Extracted text

────────────────────────────────────────

Make sure that you have correctly edited the $EXIST_HOME/extensions/build.properties to set XSLFO to to be true:
Change:
# XSL FO transformations (Uses Apache FOP) include.module.xslfo = false
To be:
include.module.xslfo = true
Make sure that the build file can get access to the correct fop.jar file from the Apache web site.
[edit] Downloading XSL-FO Jar Files
Exist comes with a sample ant task that can automatically download the FOP distribution zip file, extract the tree jar files we need and remove the rest. Here is the ant target from the eXist 1.4 $EXIST_HOME/modules/build.xml
<target name="prepare-libs-xslfo" unless="libs.available.xslfo" if="include.module.xslfo.config"> <echo message="Load: ${include.module.xslfo}"/> <echo message="------------------------------------------------------"/> <echo message="Downloading libraries required by the xsl-fo module"/> <echo message="------------------------------------------------------"/> <!-- Apache FOP .95 --> <get src="${include.module.xslfo.url}" dest="fop-0.95-bin.zip" verbose="true" usetimestamp="true" /> <unzip src="fop-0.95-bin.zip" dest="${top.dir}/${lib.user}"> <patternset> <include name="fop-0.95/build/fop.jar"/> <include name="fop-0.95/lib/batik-all-1.7.jar"/> <include name="fop-0.95/lib/xmlgraphics-commons-1.3.1.jar"/> </patternset> <mapper type="flatten"/> </unzip> <delete file="fop-0.95-bin.zip"/> </target>
Note that fop 1.0 is now available so you can change this task to be the following:
<target name="prepare-libs-xslfo" unless="libs.available.xslfo" if="include.module.xslfo.config"> <echo message="Load: ${include.module.xslfo}"/> <echo message="------------------------------------------------------"/> <echo message="Downloading libraries required by the xsl-fo module"/> <echo message="------------------------------------------------------"/> <!-- Download the Apache FOP Processor from the Apache Web Site--> <get src="${include.module.xslfo.url}" dest="fop-1.0-bin.zip" verbose="true" usetimestamp="true" /> <unzip src="fop-1.0-bin.zip" dest="${top.dir}/${lib.user}"> <patternset> <include name="fop-1.0/build/fop.jar"/> <include name="fop-1.0/lib/batik-all-1.7.jar"/> <include name="fop-1.0/lib/xmlgraphics-commons-1.3.1.jar"/> </patternset> <mapper type="flatten"/> </unzip> <delete file="fop-1.0-bin.zip"/> </target>
[edit] Sample Transcript
The following is a sample transcript:
prepare-xslfo:
[echo] Load: true
[echo] ------------------------------------------------------
[echo] Downloading libraries required by the xsl-fo module
[echo] ------------------------------------------------------
[fetch] Getting: http://apache.cs.uu.nl/dist/xmlgraphics/fop/binaries/fop-1.0-bin.zip
[fetch] To: C:\DOCUME~1\DANMCC~1\LOCALS~1\Temp\FetchTask8407348433221748527tmp
[fetch] ....................................................

────────────────────────────────────────

Problems and tasks
1/ In the XSL-FO setup text, please turn the paragraph beginning "Exist comes with a sample ant task" into a short bulleted list that keeps its main facts.
2/ According to the XSL-FO setup text, which property in build.properties must be set to true?
3/ Carry the XSL-FO setup text forward from its last line.

Data excerpt
────────────────────────────────────────

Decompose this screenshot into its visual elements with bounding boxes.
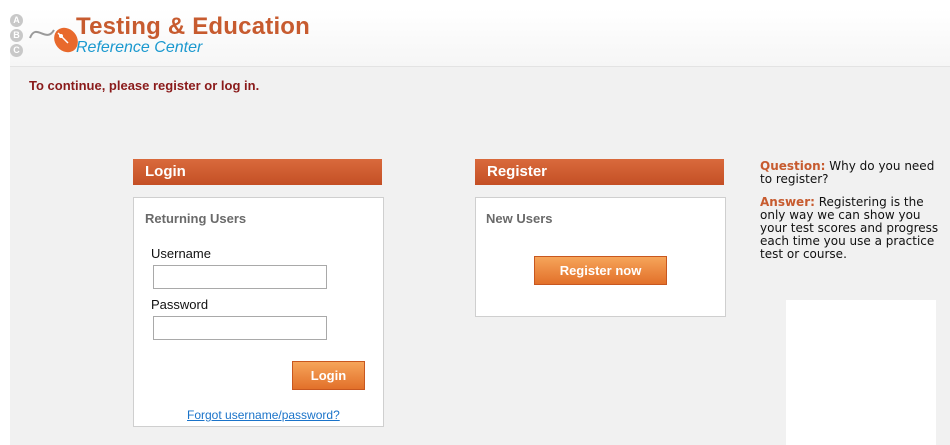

────────────────────────────────────────

Written responses
1/
- eXist includes a sample ant task that downloads the FOP distribution zip file automatically.
- The task extracts the three jar files needed and removes the rest.
- The ant target shown comes from the eXist 1.4 file $EXIST_HOME/modules/build.xml.

2/ include.module.xslfo

3/
[fetch] ....................................................
[fetch] ....................................................
[fetch] ....................................................
[fetch] ....................................................
[fetch] ....................................................
[fetch] ....................................................
[fetch] ....................................................
[fetch] ....................................................
[fetch] ....................................................
[fetch] ....................................................
[fetch] ....................................................
[fetch] ....................................................
[fetch] ....................................................
[fetch] ....................
[fetch] Expanding: C:\DOCUME~1\DANMCC~1\LOCALS~1\Temp\FetchTask8407348433221748527tmp into C:\ws\exist-trunk\lib\us
At the end of this process you should see the following three jar files in your $EXIST_HOME/lib/extensions folder:
cd $EXIST_HOME/lib/extensions $ ls -l -rwxrwxrwx+ 1 Dan McCreary None 3318083 2010-12-10 09:23 batik-all-1.7.jar -rwxrwxrwx+ 1 Dan McCreary None 3079811 2010-12-10 09:23 fop.jar -rwxrwxrwx+ 1 Dan McCreary None 569113 2010-12-10 09:23 xmlgraphics-commons-1.4.jar
If you do not see these files you can manually copy them from the a download of the XSL-FO binaries.
Now go to the $EXIST_HOME directory and type "build". You should not see any error messages. If you do got to the build file and fix or remove the errors.
After you reboot you should be able to see the XSL-FO convert the file into a PDF file.
[edit] Using Config File for External References
When you reference an image you must either use an absolute reference and make sure that the server has read access or you must use a relative path reference. The root of relative path references can be set in the xslfo config file.
xquery version "1.0"; declare namespace fo="http://www.w3.org/1999/XSL/Format"; declare namespace xslfo="http://exist-db.org/xquery/xslfo"; let $fop-config := <fop version="1.0"> <!-- Base URL for resolving relative URLs --> <base>http://localhost:8080/exist/rest/db/nosql/pdf/images</base> </fop> let $fo := doc('/db/test/xslfo/fo-templates/samle-fo-file-with-external-references.fo') let $pdf := xslfo:render($fo, "application/pdf", (), $fop-config) return response:stream-binary($pdf, "application/pdf", "output.pdf")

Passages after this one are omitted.